== The task ==
Give all of the data below again exactly, and drop the images.

——————————

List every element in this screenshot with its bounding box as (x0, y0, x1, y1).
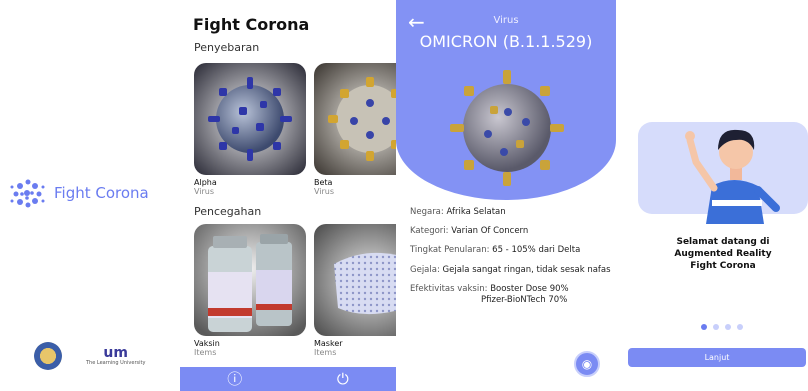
page-dot[interactable] (725, 324, 731, 330)
section-penyebaran: Penyebaran (194, 41, 260, 54)
info-row-vaccine: Efektivitas vaksin: Booster Dose 90% (410, 284, 569, 294)
um-logo-mark: um (103, 345, 128, 361)
detail-screen: ← Virus OMICRON (B.1.1.529) Negara: Afri… (396, 0, 616, 391)
card-category: Items (194, 348, 217, 357)
info-row-category: Kategori: Varian Of Concern (410, 226, 529, 236)
virus-logo-icon (10, 179, 45, 208)
info-row-vaccine-extra: Pfizer-BioNTech 70% (481, 295, 568, 305)
card-name: Beta (314, 178, 333, 187)
splash-logo: Fight Corona (8, 176, 149, 210)
card-name: Masker (314, 339, 343, 348)
app-name: Fight Corona (54, 184, 149, 202)
splash-screen: Fight Corona um The Learning University (0, 0, 180, 391)
university-seal-icon (34, 342, 62, 370)
page-dot[interactable] (737, 324, 743, 330)
card-beta[interactable]: Beta Virus (314, 63, 396, 196)
card-name: Vaksin (194, 339, 220, 348)
vaksin-image (194, 224, 306, 336)
section-pencegahan: Pencegahan (194, 205, 262, 218)
um-logo: um The Learning University (86, 346, 145, 366)
um-logo-sub: The Learning University (86, 360, 146, 366)
info-row-symptoms: Gejala: Gejala sangat ringan, tidak sesa… (410, 265, 611, 275)
camera-button[interactable]: ◉ (574, 351, 600, 377)
page-indicator (701, 324, 743, 330)
card-category: Items (314, 348, 337, 357)
omicron-virus-image (450, 70, 564, 186)
info-icon[interactable]: ⓘ (227, 371, 242, 387)
info-row-transmission: Tingkat Penularan: 65 - 105% dari Delta (410, 245, 581, 255)
detail-title: OMICRON (B.1.1.529) (419, 32, 593, 51)
detail-category: Virus (493, 15, 519, 26)
power-icon[interactable]: ⏻ (337, 371, 349, 387)
info-row-country: Negara: Afrika Selatan (410, 207, 506, 217)
card-vaksin[interactable]: Vaksin Items (194, 224, 306, 357)
beta-image (314, 63, 396, 175)
onboarding-screen: Selamat datang di Augmented Reality Figh… (616, 0, 808, 391)
partner-logos: um The Learning University (34, 342, 145, 370)
welcome-illustration (685, 129, 780, 224)
card-category: Virus (194, 187, 215, 196)
next-button[interactable]: Lanjut (628, 348, 806, 367)
list-screen: Fight Corona Penyebaran Alpha Virus Beta… (180, 0, 396, 391)
masker-image (314, 224, 396, 336)
card-masker[interactable]: Masker Items (314, 224, 396, 357)
card-name: Alpha (194, 178, 217, 187)
alpha-image (194, 63, 306, 175)
bottom-nav: ⓘ ⏻ (180, 367, 396, 391)
page-dot[interactable] (713, 324, 719, 330)
page-title: Fight Corona (193, 15, 310, 34)
welcome-text: Selamat datang di Augmented Reality Figh… (674, 237, 772, 271)
card-alpha[interactable]: Alpha Virus (194, 63, 306, 196)
card-category: Virus (314, 187, 335, 196)
page-dot-active[interactable] (701, 324, 707, 330)
camera-icon: ◉ (581, 357, 593, 371)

——————————

== Output for this task ==
List every element in this screenshot with its bounding box as (x0, y0, x1, y1).
page-dot[interactable] (725, 324, 731, 330)
section-penyebaran: Penyebaran (194, 41, 260, 54)
info-row-vaccine: Efektivitas vaksin: Booster Dose 90% (410, 284, 569, 294)
um-logo-mark: um (103, 345, 128, 361)
detail-screen: ← Virus OMICRON (B.1.1.529) Negara: Afri… (396, 0, 616, 391)
card-category: Items (194, 348, 217, 357)
info-row-category: Kategori: Varian Of Concern (410, 226, 529, 236)
virus-logo-icon (10, 179, 45, 208)
info-row-vaccine-extra: Pfizer-BioNTech 70% (481, 295, 568, 305)
card-name: Beta (314, 178, 333, 187)
splash-logo: Fight Corona (8, 176, 149, 210)
card-name: Masker (314, 339, 343, 348)
app-name: Fight Corona (54, 184, 149, 202)
splash-screen: Fight Corona um The Learning University (0, 0, 180, 391)
university-seal-icon (34, 342, 62, 370)
page-dot[interactable] (737, 324, 743, 330)
card-beta[interactable]: Beta Virus (314, 63, 396, 196)
card-name: Vaksin (194, 339, 220, 348)
vaksin-image (194, 224, 306, 336)
section-pencegahan: Pencegahan (194, 205, 262, 218)
um-logo: um The Learning University (86, 346, 145, 366)
um-logo-sub: The Learning University (86, 360, 146, 366)
info-row-symptoms: Gejala: Gejala sangat ringan, tidak sesa… (410, 265, 611, 275)
camera-button[interactable]: ◉ (574, 351, 600, 377)
page-indicator (701, 324, 743, 330)
card-category: Items (314, 348, 337, 357)
omicron-virus-image (450, 70, 564, 186)
info-icon[interactable]: ⓘ (227, 371, 242, 387)
info-row-transmission: Tingkat Penularan: 65 - 105% dari Delta (410, 245, 581, 255)
detail-title: OMICRON (B.1.1.529) (419, 32, 593, 51)
detail-category: Virus (493, 15, 519, 26)
power-icon[interactable]: ⏻ (337, 371, 349, 387)
info-row-country: Negara: Afrika Selatan (410, 207, 506, 217)
card-vaksin[interactable]: Vaksin Items (194, 224, 306, 357)
beta-image (314, 63, 396, 175)
onboarding-screen: Selamat datang di Augmented Reality Figh… (616, 0, 808, 391)
partner-logos: um The Learning University (34, 342, 145, 370)
welcome-illustration (685, 129, 780, 224)
card-category: Virus (194, 187, 215, 196)
next-button[interactable]: Lanjut (628, 348, 806, 367)
list-screen: Fight Corona Penyebaran Alpha Virus Beta… (180, 0, 396, 391)
masker-image (314, 224, 396, 336)
card-masker[interactable]: Masker Items (314, 224, 396, 357)
card-name: Alpha (194, 178, 217, 187)
alpha-image (194, 63, 306, 175)
bottom-nav: ⓘ ⏻ (180, 367, 396, 391)
page-dot[interactable] (713, 324, 719, 330)
page-title: Fight Corona (193, 15, 310, 34)
welcome-text: Selamat datang di Augmented Reality Figh… (674, 237, 772, 271)
card-alpha[interactable]: Alpha Virus (194, 63, 306, 196)
card-category: Virus (314, 187, 335, 196)
page-dot-active[interactable] (701, 324, 707, 330)
camera-icon: ◉ (581, 357, 593, 371)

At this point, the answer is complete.